Dataset records:
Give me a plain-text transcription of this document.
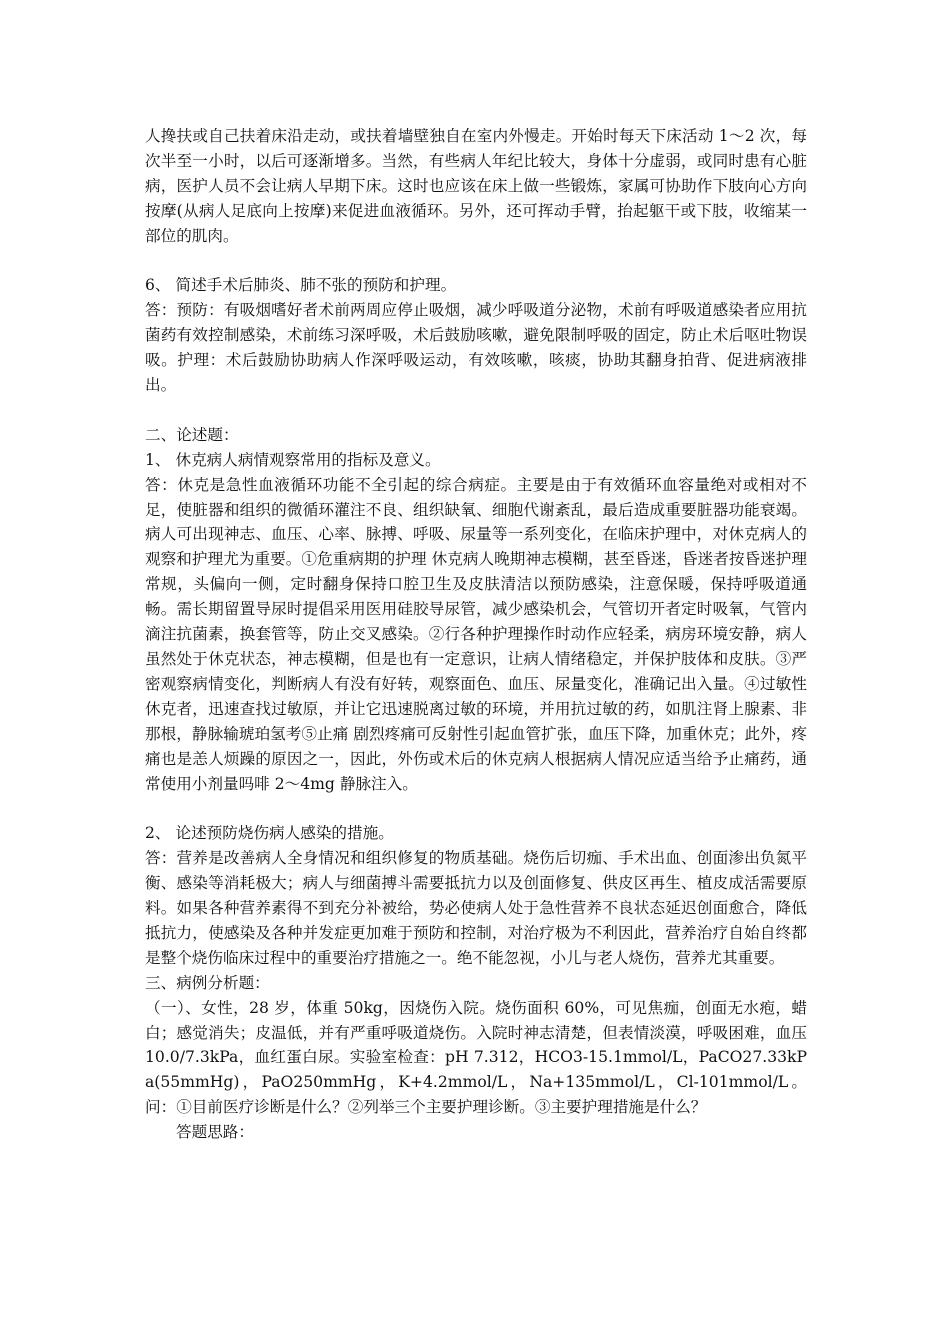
人搀扶或自己扶着床沿走动，或扶着墙壁独自在室内外慢走。开始时每天下床活动 1～2 次，每次半至一小时，以后可逐渐增多。当然，有些病人年纪比较大，身体十分虚弱，或同时患有心脏病，医护人员不会让病人早期下床。这时也应该在床上做一些锻炼，家属可协助作下肢向心方向按摩(从病人足底向上按摩)来促进血液循环。另外，还可挥动手臂，抬起躯干或下肢，收缩某一部位的肌肉。

6、 简述手术后肺炎、肺不张的预防和护理。

答：预防：有吸烟嗜好者术前两周应停止吸烟，减少呼吸道分泌物，术前有呼吸道感染者应用抗菌药有效控制感染，术前练习深呼吸，术后鼓励咳嗽，避免限制呼吸的固定，防止术后呕吐物误吸。护理：术后鼓励协助病人作深呼吸运动，有效咳嗽，咳痰，协助其翻身拍背、促进病液排出。

二、论述题：

1、 休克病人病情观察常用的指标及意义。

答：休克是急性血液循环功能不全引起的综合病症。主要是由于有效循环血容量绝对或相对不足，使脏器和组织的微循环灌注不良、组织缺氧、细胞代谢紊乱，最后造成重要脏器功能衰竭。病人可出现神志、血压、心率、脉搏、呼吸、尿量等一系列变化，在临床护理中，对休克病人的观察和护理尤为重要。①危重病期的护理 休克病人晚期神志模糊，甚至昏迷，昏迷者按昏迷护理常规，头偏向一侧，定时翻身保持口腔卫生及皮肤清洁以预防感染，注意保暖，保持呼吸道通畅。需长期留置导尿时提倡采用医用硅胶导尿管，减少感染机会，气管切开者定时吸氧，气管内滴注抗菌素，换套管等，防止交叉感染。②行各种护理操作时动作应轻柔，病房环境安静，病人虽然处于休克状态，神志模糊，但是也有一定意识，让病人情绪稳定，并保护肢体和皮肤。③严密观察病情变化，判断病人有没有好转，观察面色、血压、尿量变化，准确记出入量。④过敏性休克者，迅速查找过敏原，并让它迅速脱离过敏的环境，并用抗过敏的药，如肌注肾上腺素、非那根，静脉输琥珀氢考⑤止痛 剧烈疼痛可反射性引起血管扩张，血压下降，加重休克；此外，疼痛也是恙人烦躁的原因之一，因此，外伤或术后的休克病人根据病人情况应适当给予止痛药，通常使用小剂量吗啡 2～4mg 静脉注入。

2、 论述预防烧伤病人感染的措施。

答：营养是改善病人全身情况和组织修复的物质基础。烧伤后切痂、手术出血、创面渗出负氮平衡、感染等消耗极大；病人与细菌搏斗需要抵抗力以及创面修复、供皮区再生、植皮成活需要原料。如果各种营养素得不到充分补被给，势必使病人处于急性营养不良状态延迟创面愈合，降低抵抗力，使感染及各种并发症更加难于预防和控制，对治疗极为不利因此，营养治疗自始自终都是整个烧伤临床过程中的重要治疗措施之一。绝不能忽视，小儿与老人烧伤，营养尤其重要。

三、病例分析题：

（一）、女性，28 岁，体重 50kg，因烧伤入院。烧伤面积 60%，可见焦痂，创面无水疱，蜡白；感觉消失；皮温低，并有严重呼吸道烧伤。入院时神志清楚，但表情淡漠，呼吸困难，血压 10.0/7.3kPa，血红蛋白尿。实验室检查：pH 7.312，HCO3-15.1mmol/L，PaCO27.33kPa(55mmHg)，PaO250mmHg，K+4.2mmol/L，Na+135mmol/L，Cl-101mmol/L。问：①目前医疗诊断是什么？②列举三个主要护理诊断。③主要护理措施是什么？

答题思路：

Instructions to follow: Retype the listing exactly. Pictures do not belong in the copy.

Result of the task:
Give me a plain-text transcription of this document.
人搀扶或自己扶着床沿走动，或扶着墙壁独自在室内外慢走。开始时每天下床活动 1～2 次，每次半至一小时，以后可逐渐增多。当然，有些病人年纪比较大，身体十分虚弱，或同时患有心脏病，医护人员不会让病人早期下床。这时也应该在床上做一些锻炼，家属可协助作下肢向心方向按摩(从病人足底向上按摩)来促进血液循环。另外，还可挥动手臂，抬起躯干或下肢，收缩某一部位的肌肉。

6、 简述手术后肺炎、肺不张的预防和护理。

答：预防：有吸烟嗜好者术前两周应停止吸烟，减少呼吸道分泌物，术前有呼吸道感染者应用抗菌药有效控制感染，术前练习深呼吸，术后鼓励咳嗽，避免限制呼吸的固定，防止术后呕吐物误吸。护理：术后鼓励协助病人作深呼吸运动，有效咳嗽，咳痰，协助其翻身拍背、促进病液排出。

二、论述题：

1、 休克病人病情观察常用的指标及意义。

答：休克是急性血液循环功能不全引起的综合病症。主要是由于有效循环血容量绝对或相对不足，使脏器和组织的微循环灌注不良、组织缺氧、细胞代谢紊乱，最后造成重要脏器功能衰竭。病人可出现神志、血压、心率、脉搏、呼吸、尿量等一系列变化，在临床护理中，对休克病人的观察和护理尤为重要。①危重病期的护理 休克病人晚期神志模糊，甚至昏迷，昏迷者按昏迷护理常规，头偏向一侧，定时翻身保持口腔卫生及皮肤清洁以预防感染，注意保暖，保持呼吸道通畅。需长期留置导尿时提倡采用医用硅胶导尿管，减少感染机会，气管切开者定时吸氧，气管内滴注抗菌素，换套管等，防止交叉感染。②行各种护理操作时动作应轻柔，病房环境安静，病人虽然处于休克状态，神志模糊，但是也有一定意识，让病人情绪稳定，并保护肢体和皮肤。③严密观察病情变化，判断病人有没有好转，观察面色、血压、尿量变化，准确记出入量。④过敏性休克者，迅速查找过敏原，并让它迅速脱离过敏的环境，并用抗过敏的药，如肌注肾上腺素、非那根，静脉输琥珀氢考⑤止痛 剧烈疼痛可反射性引起血管扩张，血压下降，加重休克；此外，疼痛也是恙人烦躁的原因之一，因此，外伤或术后的休克病人根据病人情况应适当给予止痛药，通常使用小剂量吗啡 2～4mg 静脉注入。

2、 论述预防烧伤病人感染的措施。

答：营养是改善病人全身情况和组织修复的物质基础。烧伤后切痂、手术出血、创面渗出负氮平衡、感染等消耗极大；病人与细菌搏斗需要抵抗力以及创面修复、供皮区再生、植皮成活需要原料。如果各种营养素得不到充分补被给，势必使病人处于急性营养不良状态延迟创面愈合，降低抵抗力，使感染及各种并发症更加难于预防和控制，对治疗极为不利因此，营养治疗自始自终都是整个烧伤临床过程中的重要治疗措施之一。绝不能忽视，小儿与老人烧伤，营养尤其重要。

三、病例分析题：

（一）、女性，28 岁，体重 50kg，因烧伤入院。烧伤面积 60%，可见焦痂，创面无水疱，蜡白；感觉消失；皮温低，并有严重呼吸道烧伤。入院时神志清楚，但表情淡漠，呼吸困难，血压 10.0/7.3kPa，血红蛋白尿。实验室检查：pH 7.312，HCO3-15.1mmol/L，PaCO27.33kPa(55mmHg)，PaO250mmHg，K+4.2mmol/L，Na+135mmol/L，Cl-101mmol/L。问：①目前医疗诊断是什么？②列举三个主要护理诊断。③主要护理措施是什么？

答题思路：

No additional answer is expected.